Do this —
Reproduce the listing below exactly. Pictures do not belong in the copy.

Extracted information —
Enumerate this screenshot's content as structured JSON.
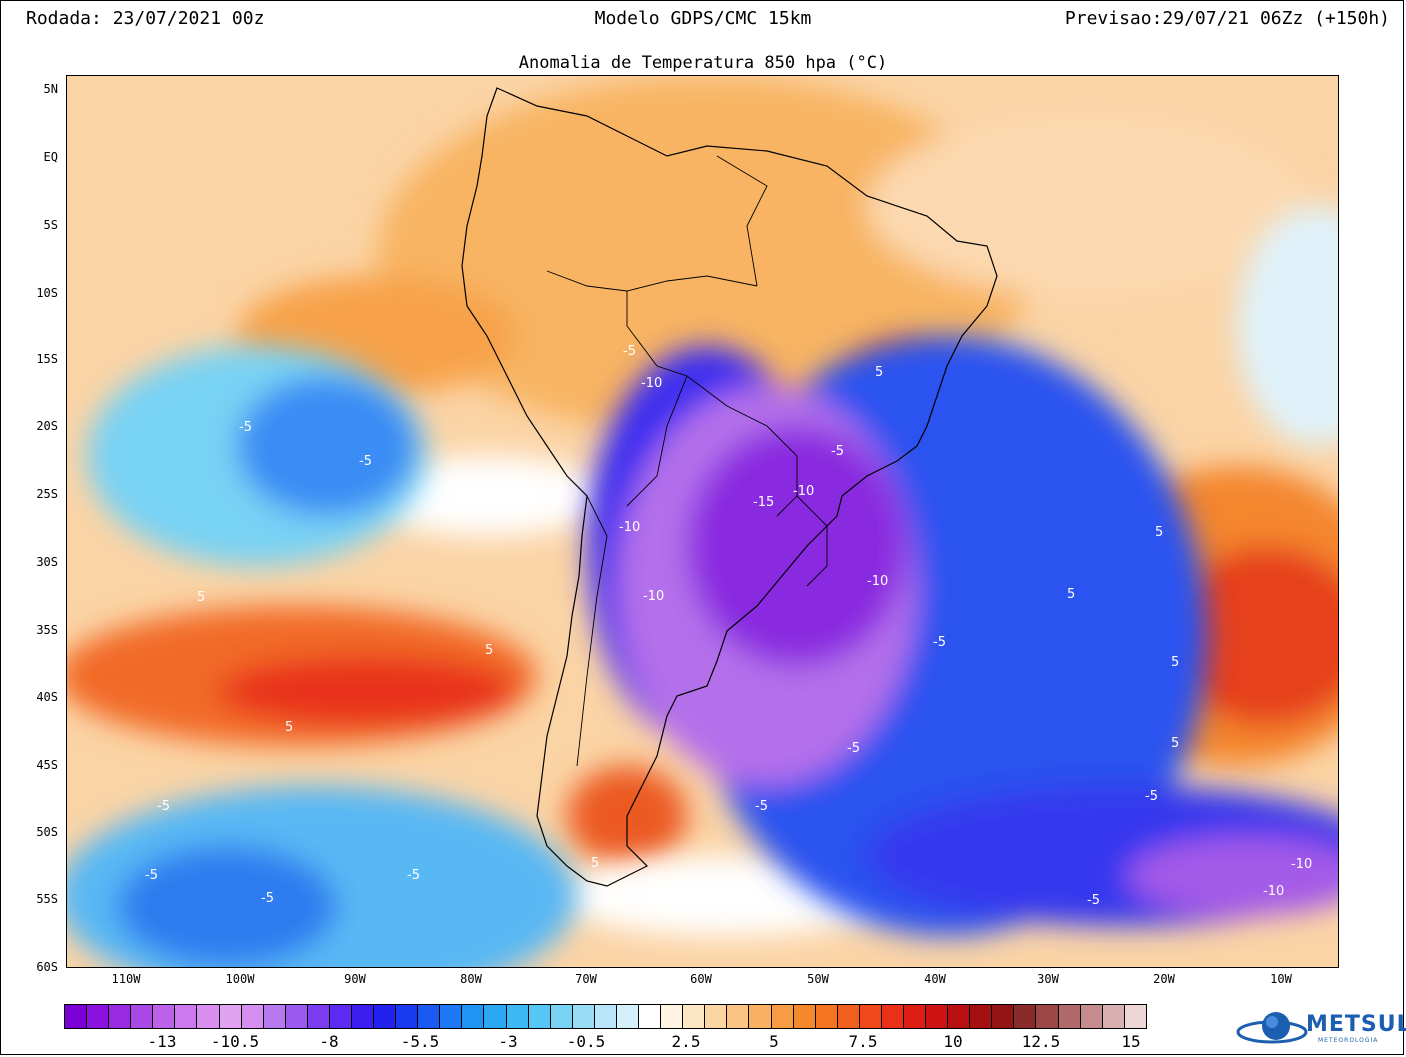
{
  "header": {
    "run": "Rodada: 23/07/2021 00z",
    "model": "Modelo GDPS/CMC 15km",
    "forecast": "Previsao:29/07/21 06Zz (+150h)"
  },
  "map": {
    "title": "Anomalia de Temperatura 850 hpa (°C)",
    "lat_labels": [
      "5N",
      "EQ",
      "5S",
      "10S",
      "15S",
      "20S",
      "25S",
      "30S",
      "35S",
      "40S",
      "45S",
      "50S",
      "55S",
      "60S"
    ],
    "lon_labels": [
      "110W",
      "100W",
      "90W",
      "80W",
      "70W",
      "60W",
      "50W",
      "40W",
      "30W",
      "20W",
      "10W"
    ],
    "contour_labels": [
      "-5",
      "-10",
      "-15",
      "5"
    ]
  },
  "colorbar": {
    "tick_labels": [
      "-13",
      "-10.5",
      "-8",
      "-5.5",
      "-3",
      "-0.5",
      "2.5",
      "5",
      "7.5",
      "10",
      "12.5",
      "15"
    ],
    "colors": [
      "#7a00d6",
      "#8a12dc",
      "#9a2ae2",
      "#aa48e6",
      "#bc62ea",
      "#cc78ee",
      "#da8ef0",
      "#e2a2f2",
      "#d68ef0",
      "#b878f0",
      "#9a5af0",
      "#7c3cf0",
      "#5c2af0",
      "#3c1ef0",
      "#2222ee",
      "#1a3af0",
      "#1a5af2",
      "#1c78f4",
      "#2094f4",
      "#2aa8f4",
      "#3cb8f4",
      "#58c6f4",
      "#78d2f4",
      "#98dcf6",
      "#b8e6f8",
      "#d4f0fa",
      "#ffffff",
      "#fff4e2",
      "#fde6c4",
      "#fcd6a2",
      "#fbc482",
      "#fab062",
      "#f89c44",
      "#f6882c",
      "#f47422",
      "#f25e1e",
      "#f0481a",
      "#ea3016",
      "#de1e14",
      "#cc1212",
      "#b81010",
      "#a41010",
      "#921414",
      "#8a2a2a",
      "#9c4646",
      "#b06868",
      "#c48c8c",
      "#d8b0b0",
      "#ecd6d6"
    ]
  },
  "logo": {
    "name": "METSUL",
    "sub": "METEOROLOGIA"
  }
}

Written response —
Enumerate this screenshot's content as structured JSON.
{
  "header": {
    "run": "Rodada: 23/07/2021 00z",
    "model": "Modelo GDPS/CMC 15km",
    "forecast": "Previsao:29/07/21 06Zz (+150h)"
  },
  "map": {
    "title": "Anomalia de Temperatura 850 hpa (°C)",
    "lat_labels": [
      "5N",
      "EQ",
      "5S",
      "10S",
      "15S",
      "20S",
      "25S",
      "30S",
      "35S",
      "40S",
      "45S",
      "50S",
      "55S",
      "60S"
    ],
    "lon_labels": [
      "110W",
      "100W",
      "90W",
      "80W",
      "70W",
      "60W",
      "50W",
      "40W",
      "30W",
      "20W",
      "10W"
    ],
    "contour_labels": [
      "-5",
      "-10",
      "-15",
      "5"
    ]
  },
  "colorbar": {
    "tick_labels": [
      "-13",
      "-10.5",
      "-8",
      "-5.5",
      "-3",
      "-0.5",
      "2.5",
      "5",
      "7.5",
      "10",
      "12.5",
      "15"
    ],
    "colors": [
      "#7a00d6",
      "#8a12dc",
      "#9a2ae2",
      "#aa48e6",
      "#bc62ea",
      "#cc78ee",
      "#da8ef0",
      "#e2a2f2",
      "#d68ef0",
      "#b878f0",
      "#9a5af0",
      "#7c3cf0",
      "#5c2af0",
      "#3c1ef0",
      "#2222ee",
      "#1a3af0",
      "#1a5af2",
      "#1c78f4",
      "#2094f4",
      "#2aa8f4",
      "#3cb8f4",
      "#58c6f4",
      "#78d2f4",
      "#98dcf6",
      "#b8e6f8",
      "#d4f0fa",
      "#ffffff",
      "#fff4e2",
      "#fde6c4",
      "#fcd6a2",
      "#fbc482",
      "#fab062",
      "#f89c44",
      "#f6882c",
      "#f47422",
      "#f25e1e",
      "#f0481a",
      "#ea3016",
      "#de1e14",
      "#cc1212",
      "#b81010",
      "#a41010",
      "#921414",
      "#8a2a2a",
      "#9c4646",
      "#b06868",
      "#c48c8c",
      "#d8b0b0",
      "#ecd6d6"
    ]
  },
  "logo": {
    "name": "METSUL",
    "sub": "METEOROLOGIA"
  }
}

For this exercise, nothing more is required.